Dataset entries
**********
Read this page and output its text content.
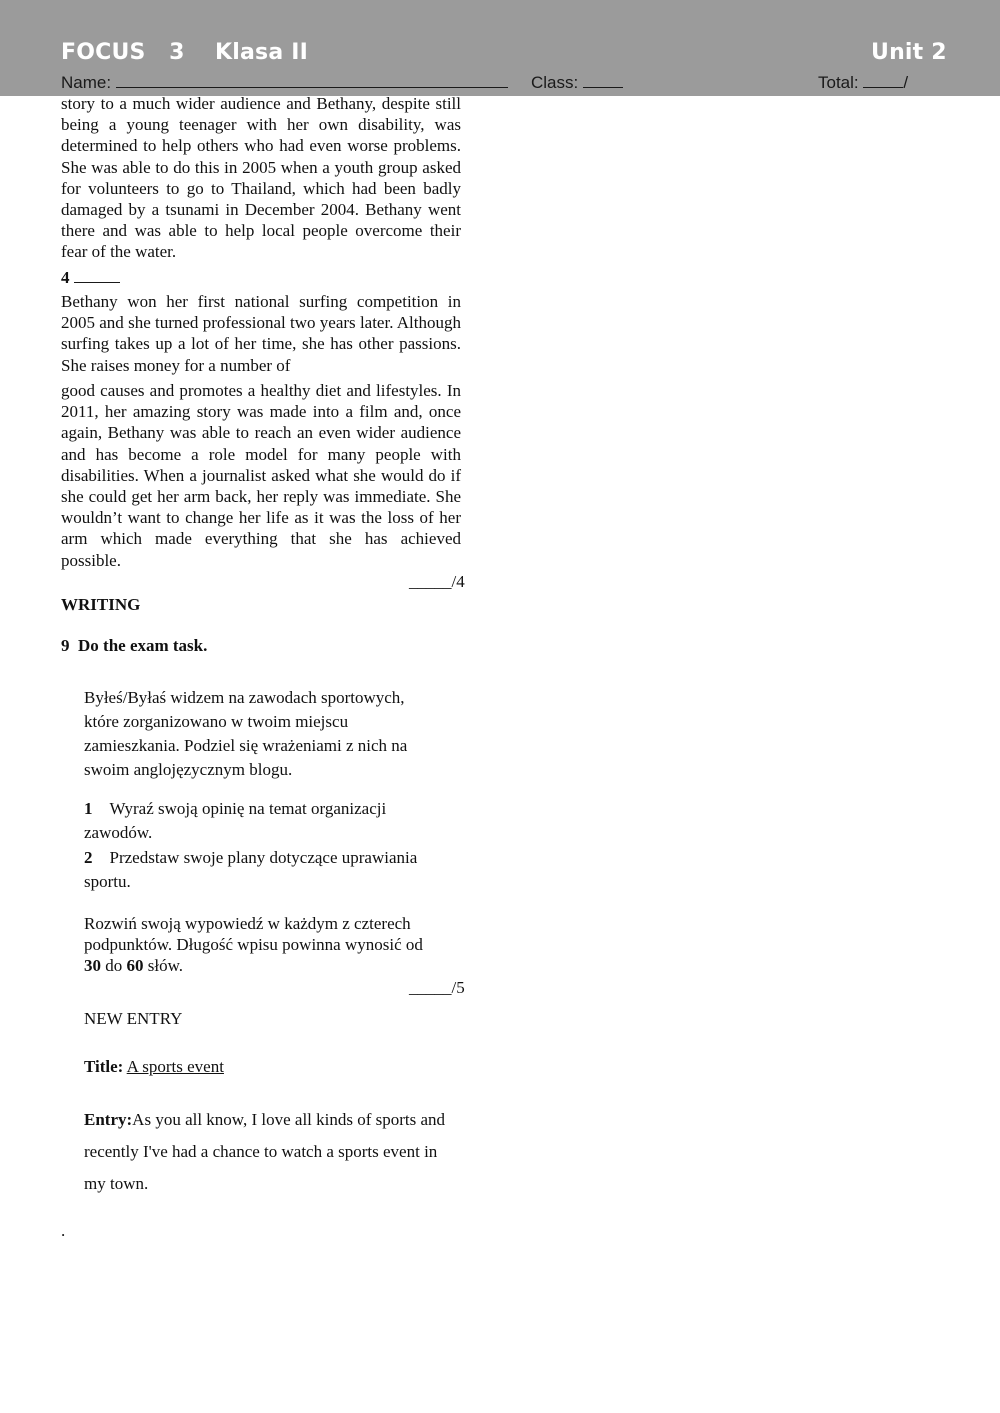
FOCUS 3 Klasa II	Unit 2
Name:	Class:	Total:	/

story to a much wider audience and Bethany, despite still being a young teenager with her own disability, was determined to help others who had even worse problems. She was able to do this in 2005 when a youth group asked for volunteers to go to Thailand, which had been badly damaged by a tsunami in December 2004. Bethany went there and was able to help local people overcome their fear of the water.

4

Bethany won her first national surfing competition in 2005 and she turned professional two years later. Although surfing takes up a lot of her time, she has other passions. She raises money for a number of

good causes and promotes a healthy diet and lifestyles. In 2011, her amazing story was made into a film and, once again, Bethany was able to reach an even wider audience and has become a role model for many people with disabilities. When a journalist asked what she would do if she could get her arm back, her reply was immediate. She wouldn’t want to change her life as it was the loss of her arm which made everything that she has achieved possible.

_____/4
WRITING
9 Do the exam task.
Byłeś/Byłaś widzem na zawodach sportowych,
które zorganizowano w twoim miejscu
zamieszkania. Podziel się wrażeniami z nich na
swoim anglojęzycznym blogu.
1 Wyraź swoją opinię na temat organizacji
zawodów.
2 Przedstaw swoje plany dotyczące uprawiania
sportu.
Rozwiń swoją wypowiedź w każdym z czterech
podpunktów. Długość wpisu powinna wynosić od
30 do 60 słów.
_____/5
NEW ENTRY
Title: A sports event
Entry:As you all know, I love all kinds of sports and
recently I've had a chance to watch a sports event in
my town.
.
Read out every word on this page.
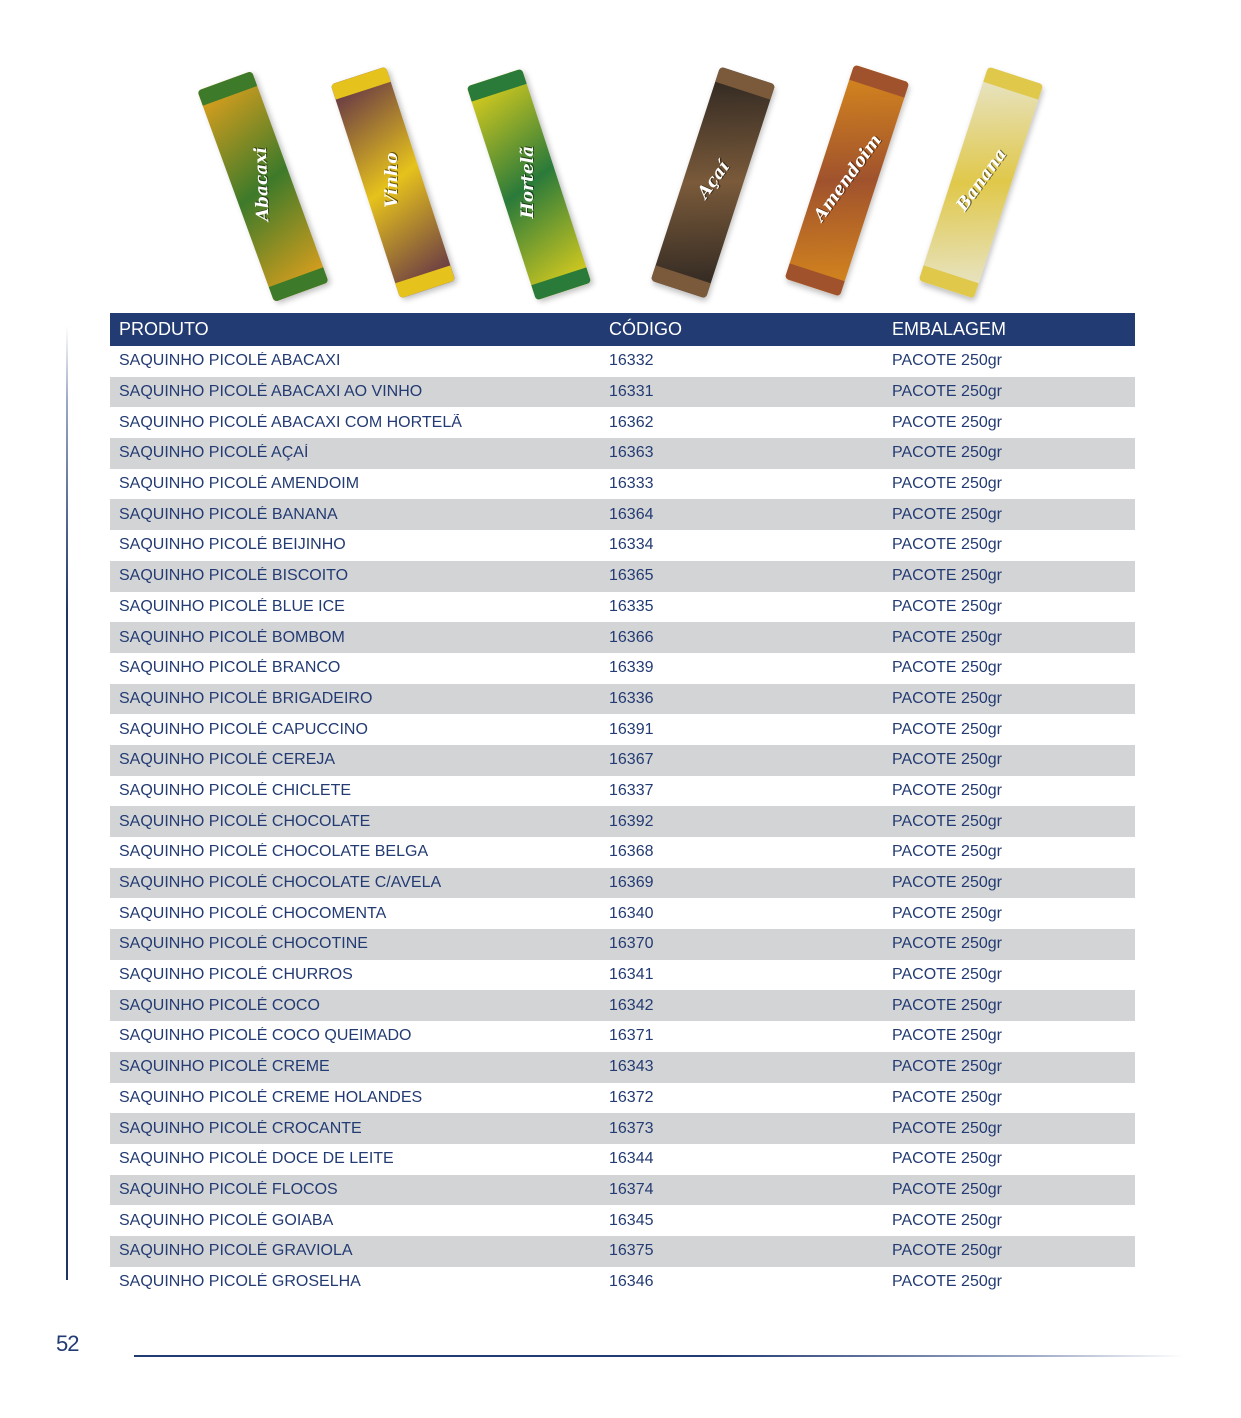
Abacaxi	Vinho	Hortelã	Açaí	Amendoim	Banana
PRODUTO	CÓDIGO	EMBALAGEM
SAQUINHO PICOLÉ ABACAXI	16332	PACOTE 250gr
SAQUINHO PICOLÉ ABACAXI AO VINHO	16331	PACOTE 250gr
SAQUINHO PICOLÉ ABACAXI COM HORTELÃ	16362	PACOTE 250gr
SAQUINHO PICOLÉ AÇAÍ	16363	PACOTE 250gr
SAQUINHO PICOLÉ AMENDOIM	16333	PACOTE 250gr
SAQUINHO PICOLÉ BANANA	16364	PACOTE 250gr
SAQUINHO PICOLÉ BEIJINHO	16334	PACOTE 250gr
SAQUINHO PICOLÉ BISCOITO	16365	PACOTE 250gr
SAQUINHO PICOLÉ BLUE ICE	16335	PACOTE 250gr
SAQUINHO PICOLÉ BOMBOM	16366	PACOTE 250gr
SAQUINHO PICOLÉ BRANCO	16339	PACOTE 250gr
SAQUINHO PICOLÉ BRIGADEIRO	16336	PACOTE 250gr
SAQUINHO PICOLÉ CAPUCCINO	16391	PACOTE 250gr
SAQUINHO PICOLÉ CEREJA	16367	PACOTE 250gr
SAQUINHO PICOLÉ CHICLETE	16337	PACOTE 250gr
SAQUINHO PICOLÉ CHOCOLATE	16392	PACOTE 250gr
SAQUINHO PICOLÉ CHOCOLATE BELGA	16368	PACOTE 250gr
SAQUINHO PICOLÉ CHOCOLATE C/AVELA	16369	PACOTE 250gr
SAQUINHO PICOLÉ CHOCOMENTA	16340	PACOTE 250gr
SAQUINHO PICOLÉ CHOCOTINE	16370	PACOTE 250gr
SAQUINHO PICOLÉ CHURROS	16341	PACOTE 250gr
SAQUINHO PICOLÉ COCO	16342	PACOTE 250gr
SAQUINHO PICOLÉ COCO QUEIMADO	16371	PACOTE 250gr
SAQUINHO PICOLÉ CREME	16343	PACOTE 250gr
SAQUINHO PICOLÉ CREME HOLANDES	16372	PACOTE 250gr
SAQUINHO PICOLÉ CROCANTE	16373	PACOTE 250gr
SAQUINHO PICOLÉ DOCE DE LEITE	16344	PACOTE 250gr
SAQUINHO PICOLÉ FLOCOS	16374	PACOTE 250gr
SAQUINHO PICOLÉ GOIABA	16345	PACOTE 250gr
SAQUINHO PICOLÉ GRAVIOLA	16375	PACOTE 250gr
SAQUINHO PICOLÉ GROSELHA	16346	PACOTE 250gr
52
**********
= Directions for this task =
Pull every line containing "with" from the material above.

= Answer below =
story to a much wider audience and Bethany, despite still being a young teenager with her own disability, was determined to help others who had even worse problems. She was able to do this in 2005 when a youth group asked for volunteers to go to Thailand, which had been badly damaged by a tsunami in December 2004. Bethany went there and was able to help local people overcome their fear of the water.
good causes and promotes a healthy diet and lifestyles. In 2011, her amazing story was made into a film and, once again, Bethany was able to reach an even wider audience and has become a role model for many people with disabilities. When a journalist asked what she would do if she could get her arm back, her reply was immediate. She wouldn’t want to change her life as it was the loss of her arm which made everything that she has achieved possible.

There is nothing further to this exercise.